◆ **Work to be completed**
From the start of the records through the line containing "x-tick-label: 2 MONTHS bbox=[816, 8, 956, 39]", substitute "Compact" for "Small" and give those lines again with everything else unchanged.

========================================

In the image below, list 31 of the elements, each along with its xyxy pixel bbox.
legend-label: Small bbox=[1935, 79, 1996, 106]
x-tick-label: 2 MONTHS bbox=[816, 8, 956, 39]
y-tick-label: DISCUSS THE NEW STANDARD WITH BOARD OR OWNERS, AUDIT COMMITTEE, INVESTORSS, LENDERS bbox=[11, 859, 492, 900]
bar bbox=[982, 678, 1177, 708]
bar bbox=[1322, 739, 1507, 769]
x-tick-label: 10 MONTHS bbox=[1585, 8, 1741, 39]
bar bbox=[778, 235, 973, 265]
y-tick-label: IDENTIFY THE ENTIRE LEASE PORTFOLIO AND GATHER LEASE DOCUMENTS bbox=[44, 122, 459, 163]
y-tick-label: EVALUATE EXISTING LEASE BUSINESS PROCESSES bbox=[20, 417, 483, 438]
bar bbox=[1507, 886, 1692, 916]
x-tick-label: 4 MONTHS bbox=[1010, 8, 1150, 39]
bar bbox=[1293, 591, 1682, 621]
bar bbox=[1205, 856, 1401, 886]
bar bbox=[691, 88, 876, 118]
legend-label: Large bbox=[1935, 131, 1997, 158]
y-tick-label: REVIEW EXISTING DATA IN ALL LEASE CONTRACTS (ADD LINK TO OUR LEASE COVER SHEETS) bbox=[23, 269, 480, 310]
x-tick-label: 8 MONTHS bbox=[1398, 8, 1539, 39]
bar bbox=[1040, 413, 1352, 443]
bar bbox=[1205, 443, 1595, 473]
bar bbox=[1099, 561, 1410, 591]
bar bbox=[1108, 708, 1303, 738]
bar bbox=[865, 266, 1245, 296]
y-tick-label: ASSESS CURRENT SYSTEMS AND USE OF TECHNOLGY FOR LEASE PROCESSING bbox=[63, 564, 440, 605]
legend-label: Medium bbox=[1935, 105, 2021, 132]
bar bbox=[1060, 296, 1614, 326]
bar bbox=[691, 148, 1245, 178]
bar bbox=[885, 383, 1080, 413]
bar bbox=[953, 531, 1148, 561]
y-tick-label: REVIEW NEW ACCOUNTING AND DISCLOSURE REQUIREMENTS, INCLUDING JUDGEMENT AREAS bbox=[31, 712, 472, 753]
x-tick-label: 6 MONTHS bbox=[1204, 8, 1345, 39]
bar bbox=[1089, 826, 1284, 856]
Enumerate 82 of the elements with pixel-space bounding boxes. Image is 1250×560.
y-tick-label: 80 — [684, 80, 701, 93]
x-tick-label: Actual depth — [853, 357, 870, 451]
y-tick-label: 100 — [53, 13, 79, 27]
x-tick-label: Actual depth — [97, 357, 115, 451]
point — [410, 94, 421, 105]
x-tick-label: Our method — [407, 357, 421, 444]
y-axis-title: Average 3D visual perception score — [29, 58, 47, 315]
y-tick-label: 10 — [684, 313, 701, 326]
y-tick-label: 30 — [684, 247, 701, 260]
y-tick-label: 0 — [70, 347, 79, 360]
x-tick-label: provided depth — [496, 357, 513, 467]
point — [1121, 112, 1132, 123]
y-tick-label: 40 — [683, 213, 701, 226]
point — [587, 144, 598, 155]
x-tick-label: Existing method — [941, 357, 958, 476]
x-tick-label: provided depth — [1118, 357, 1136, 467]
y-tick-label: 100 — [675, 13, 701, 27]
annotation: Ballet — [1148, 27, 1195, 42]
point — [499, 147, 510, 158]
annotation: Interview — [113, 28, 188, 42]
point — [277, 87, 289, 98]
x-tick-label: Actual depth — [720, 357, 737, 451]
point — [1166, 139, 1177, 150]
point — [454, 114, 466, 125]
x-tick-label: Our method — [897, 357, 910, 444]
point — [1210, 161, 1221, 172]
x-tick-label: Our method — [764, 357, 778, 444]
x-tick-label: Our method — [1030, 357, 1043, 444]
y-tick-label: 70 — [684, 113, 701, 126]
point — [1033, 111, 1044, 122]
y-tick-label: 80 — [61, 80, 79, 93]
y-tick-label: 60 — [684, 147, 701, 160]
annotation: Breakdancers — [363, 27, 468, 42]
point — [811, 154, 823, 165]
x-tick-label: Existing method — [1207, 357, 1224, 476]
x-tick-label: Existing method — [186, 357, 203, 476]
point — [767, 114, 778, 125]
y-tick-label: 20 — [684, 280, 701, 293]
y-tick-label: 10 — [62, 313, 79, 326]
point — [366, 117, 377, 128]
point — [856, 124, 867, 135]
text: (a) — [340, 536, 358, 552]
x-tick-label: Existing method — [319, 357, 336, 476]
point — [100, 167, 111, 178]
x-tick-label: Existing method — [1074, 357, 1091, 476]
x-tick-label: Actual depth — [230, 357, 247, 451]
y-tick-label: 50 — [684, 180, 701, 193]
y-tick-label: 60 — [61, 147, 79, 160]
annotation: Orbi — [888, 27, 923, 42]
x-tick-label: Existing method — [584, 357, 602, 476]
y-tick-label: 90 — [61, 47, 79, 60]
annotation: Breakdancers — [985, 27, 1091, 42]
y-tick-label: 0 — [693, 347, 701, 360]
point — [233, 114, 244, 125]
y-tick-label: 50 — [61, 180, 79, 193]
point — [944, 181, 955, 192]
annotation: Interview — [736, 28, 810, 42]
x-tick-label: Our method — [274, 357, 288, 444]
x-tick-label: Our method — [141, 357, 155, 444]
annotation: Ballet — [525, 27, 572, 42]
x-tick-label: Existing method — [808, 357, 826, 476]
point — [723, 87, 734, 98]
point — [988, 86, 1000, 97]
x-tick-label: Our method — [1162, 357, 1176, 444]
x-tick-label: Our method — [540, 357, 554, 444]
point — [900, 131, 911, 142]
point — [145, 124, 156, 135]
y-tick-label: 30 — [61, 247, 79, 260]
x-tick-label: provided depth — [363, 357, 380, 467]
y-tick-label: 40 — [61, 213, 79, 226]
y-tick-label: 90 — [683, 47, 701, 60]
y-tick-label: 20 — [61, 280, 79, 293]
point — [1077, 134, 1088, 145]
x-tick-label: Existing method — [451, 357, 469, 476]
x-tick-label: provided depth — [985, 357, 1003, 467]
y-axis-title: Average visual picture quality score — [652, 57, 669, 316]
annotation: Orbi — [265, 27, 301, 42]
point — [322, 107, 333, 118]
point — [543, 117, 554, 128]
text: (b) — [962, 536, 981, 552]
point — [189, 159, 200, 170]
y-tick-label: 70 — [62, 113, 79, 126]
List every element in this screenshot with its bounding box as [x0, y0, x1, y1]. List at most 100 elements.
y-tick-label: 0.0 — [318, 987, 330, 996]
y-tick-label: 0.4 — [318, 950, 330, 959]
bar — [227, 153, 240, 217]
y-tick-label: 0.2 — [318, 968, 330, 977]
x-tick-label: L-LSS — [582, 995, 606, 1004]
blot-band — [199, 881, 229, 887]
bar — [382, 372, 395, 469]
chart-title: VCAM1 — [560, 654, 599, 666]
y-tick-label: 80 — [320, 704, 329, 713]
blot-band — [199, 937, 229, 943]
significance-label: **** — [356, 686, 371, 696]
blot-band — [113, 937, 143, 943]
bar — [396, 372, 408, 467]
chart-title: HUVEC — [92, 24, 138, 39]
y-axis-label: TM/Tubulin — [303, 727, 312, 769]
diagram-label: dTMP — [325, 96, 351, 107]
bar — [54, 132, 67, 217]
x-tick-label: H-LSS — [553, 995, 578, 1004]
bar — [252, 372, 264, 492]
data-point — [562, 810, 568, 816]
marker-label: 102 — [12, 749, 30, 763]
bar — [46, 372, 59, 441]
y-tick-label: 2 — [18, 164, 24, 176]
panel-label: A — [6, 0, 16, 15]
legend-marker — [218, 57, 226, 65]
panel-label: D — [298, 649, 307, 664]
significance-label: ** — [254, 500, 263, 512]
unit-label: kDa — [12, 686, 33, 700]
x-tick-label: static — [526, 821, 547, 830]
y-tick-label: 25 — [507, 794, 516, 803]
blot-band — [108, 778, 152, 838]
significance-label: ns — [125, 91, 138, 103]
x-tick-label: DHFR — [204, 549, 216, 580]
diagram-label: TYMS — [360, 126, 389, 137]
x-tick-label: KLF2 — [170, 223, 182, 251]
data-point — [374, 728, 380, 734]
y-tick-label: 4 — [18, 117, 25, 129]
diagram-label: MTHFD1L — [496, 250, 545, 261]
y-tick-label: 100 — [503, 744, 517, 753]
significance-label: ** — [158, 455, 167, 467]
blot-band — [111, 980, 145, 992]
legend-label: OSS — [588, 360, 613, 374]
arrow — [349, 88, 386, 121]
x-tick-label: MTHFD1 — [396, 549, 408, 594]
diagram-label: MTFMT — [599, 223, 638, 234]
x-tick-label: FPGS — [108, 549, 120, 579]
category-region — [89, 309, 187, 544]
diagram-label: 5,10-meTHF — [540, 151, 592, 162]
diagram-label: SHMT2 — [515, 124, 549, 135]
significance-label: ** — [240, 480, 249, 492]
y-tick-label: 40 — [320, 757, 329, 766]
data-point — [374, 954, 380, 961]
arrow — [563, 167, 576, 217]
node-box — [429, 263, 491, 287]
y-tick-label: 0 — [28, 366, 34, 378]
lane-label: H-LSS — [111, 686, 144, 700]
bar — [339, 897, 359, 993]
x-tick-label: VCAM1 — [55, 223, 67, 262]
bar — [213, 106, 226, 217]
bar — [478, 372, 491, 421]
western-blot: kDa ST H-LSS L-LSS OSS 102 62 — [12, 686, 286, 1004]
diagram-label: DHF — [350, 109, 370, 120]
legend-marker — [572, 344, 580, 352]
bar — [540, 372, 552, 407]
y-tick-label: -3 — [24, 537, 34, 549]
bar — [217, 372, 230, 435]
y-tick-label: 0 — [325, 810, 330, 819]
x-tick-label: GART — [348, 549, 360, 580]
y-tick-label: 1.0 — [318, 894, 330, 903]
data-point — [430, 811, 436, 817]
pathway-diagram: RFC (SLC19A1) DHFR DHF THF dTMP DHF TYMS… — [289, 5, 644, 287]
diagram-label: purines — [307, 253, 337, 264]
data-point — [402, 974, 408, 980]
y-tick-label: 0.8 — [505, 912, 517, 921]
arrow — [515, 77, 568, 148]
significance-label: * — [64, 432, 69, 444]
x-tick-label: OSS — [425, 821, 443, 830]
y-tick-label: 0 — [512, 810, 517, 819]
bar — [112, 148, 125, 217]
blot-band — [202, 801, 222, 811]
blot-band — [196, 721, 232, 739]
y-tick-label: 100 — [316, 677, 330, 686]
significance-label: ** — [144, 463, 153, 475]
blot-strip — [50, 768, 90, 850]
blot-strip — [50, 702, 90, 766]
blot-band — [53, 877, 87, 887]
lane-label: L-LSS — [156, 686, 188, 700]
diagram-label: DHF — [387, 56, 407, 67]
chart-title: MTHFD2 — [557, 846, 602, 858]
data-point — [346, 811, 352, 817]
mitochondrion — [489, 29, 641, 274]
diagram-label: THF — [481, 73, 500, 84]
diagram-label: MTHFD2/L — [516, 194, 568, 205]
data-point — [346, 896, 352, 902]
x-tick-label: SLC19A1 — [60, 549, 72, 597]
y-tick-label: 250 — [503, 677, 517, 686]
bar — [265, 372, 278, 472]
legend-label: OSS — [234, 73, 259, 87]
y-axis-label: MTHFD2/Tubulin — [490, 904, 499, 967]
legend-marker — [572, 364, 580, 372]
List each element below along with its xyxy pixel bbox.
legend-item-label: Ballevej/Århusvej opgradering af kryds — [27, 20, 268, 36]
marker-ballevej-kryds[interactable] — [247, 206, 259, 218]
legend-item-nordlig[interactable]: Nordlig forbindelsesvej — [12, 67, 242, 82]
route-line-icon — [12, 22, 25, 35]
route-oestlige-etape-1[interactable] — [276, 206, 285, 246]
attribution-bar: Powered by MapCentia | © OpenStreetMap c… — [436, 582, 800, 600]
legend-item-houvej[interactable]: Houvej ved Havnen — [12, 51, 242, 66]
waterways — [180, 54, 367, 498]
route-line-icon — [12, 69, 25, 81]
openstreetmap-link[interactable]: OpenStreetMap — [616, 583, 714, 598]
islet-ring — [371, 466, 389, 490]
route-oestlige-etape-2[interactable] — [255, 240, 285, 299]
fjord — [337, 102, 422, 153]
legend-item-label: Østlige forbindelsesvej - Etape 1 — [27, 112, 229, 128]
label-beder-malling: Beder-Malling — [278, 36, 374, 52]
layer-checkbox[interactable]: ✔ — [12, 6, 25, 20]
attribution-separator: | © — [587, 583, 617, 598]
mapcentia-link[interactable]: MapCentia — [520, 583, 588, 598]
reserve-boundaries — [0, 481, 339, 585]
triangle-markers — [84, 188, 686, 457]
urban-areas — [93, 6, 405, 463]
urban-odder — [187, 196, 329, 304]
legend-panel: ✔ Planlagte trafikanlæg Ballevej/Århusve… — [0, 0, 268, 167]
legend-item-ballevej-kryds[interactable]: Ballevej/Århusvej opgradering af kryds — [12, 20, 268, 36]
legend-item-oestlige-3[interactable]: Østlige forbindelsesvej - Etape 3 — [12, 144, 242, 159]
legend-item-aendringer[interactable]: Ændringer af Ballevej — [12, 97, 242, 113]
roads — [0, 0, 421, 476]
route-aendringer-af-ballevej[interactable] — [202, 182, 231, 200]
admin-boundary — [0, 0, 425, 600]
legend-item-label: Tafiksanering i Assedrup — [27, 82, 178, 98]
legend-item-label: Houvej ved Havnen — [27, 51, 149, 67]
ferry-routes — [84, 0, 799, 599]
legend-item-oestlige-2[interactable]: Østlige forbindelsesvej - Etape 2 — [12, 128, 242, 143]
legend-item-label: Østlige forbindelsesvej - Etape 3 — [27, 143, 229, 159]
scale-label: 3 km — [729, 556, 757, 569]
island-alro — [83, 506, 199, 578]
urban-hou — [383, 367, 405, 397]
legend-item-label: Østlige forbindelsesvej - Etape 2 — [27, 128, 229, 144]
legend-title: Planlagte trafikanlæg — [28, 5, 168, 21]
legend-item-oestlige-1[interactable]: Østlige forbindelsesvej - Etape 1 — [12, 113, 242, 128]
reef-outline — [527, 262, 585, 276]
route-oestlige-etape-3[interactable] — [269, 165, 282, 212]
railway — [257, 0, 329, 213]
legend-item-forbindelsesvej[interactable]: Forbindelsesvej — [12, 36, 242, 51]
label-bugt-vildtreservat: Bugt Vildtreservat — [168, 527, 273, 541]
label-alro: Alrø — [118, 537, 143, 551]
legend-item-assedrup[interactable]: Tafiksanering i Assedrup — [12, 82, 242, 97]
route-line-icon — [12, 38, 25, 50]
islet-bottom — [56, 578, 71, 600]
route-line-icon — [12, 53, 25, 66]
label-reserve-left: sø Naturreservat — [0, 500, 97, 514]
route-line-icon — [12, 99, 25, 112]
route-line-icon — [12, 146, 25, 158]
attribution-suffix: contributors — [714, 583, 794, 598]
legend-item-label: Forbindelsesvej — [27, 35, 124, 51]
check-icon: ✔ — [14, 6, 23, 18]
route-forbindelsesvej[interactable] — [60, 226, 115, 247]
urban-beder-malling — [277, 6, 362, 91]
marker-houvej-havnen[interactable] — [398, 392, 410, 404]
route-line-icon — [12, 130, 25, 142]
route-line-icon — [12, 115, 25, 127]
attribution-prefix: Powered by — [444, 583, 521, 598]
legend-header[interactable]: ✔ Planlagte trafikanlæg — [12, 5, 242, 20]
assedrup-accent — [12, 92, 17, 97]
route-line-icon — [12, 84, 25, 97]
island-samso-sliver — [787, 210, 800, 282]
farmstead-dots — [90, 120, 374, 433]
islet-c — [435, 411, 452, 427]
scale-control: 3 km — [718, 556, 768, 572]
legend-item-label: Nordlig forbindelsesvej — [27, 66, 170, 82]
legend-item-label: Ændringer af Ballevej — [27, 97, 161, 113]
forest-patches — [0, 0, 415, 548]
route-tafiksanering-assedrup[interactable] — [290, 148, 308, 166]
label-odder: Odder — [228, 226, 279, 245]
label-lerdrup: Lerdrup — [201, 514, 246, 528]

========================================

◆ **Solution for this exercise**
In the image below, list 31 of the elements, each along with its xyxy pixel bbox.
legend-label: Compact bbox=[1935, 79, 1996, 106]
x-tick-label: 2 MONTHS bbox=[816, 8, 956, 39]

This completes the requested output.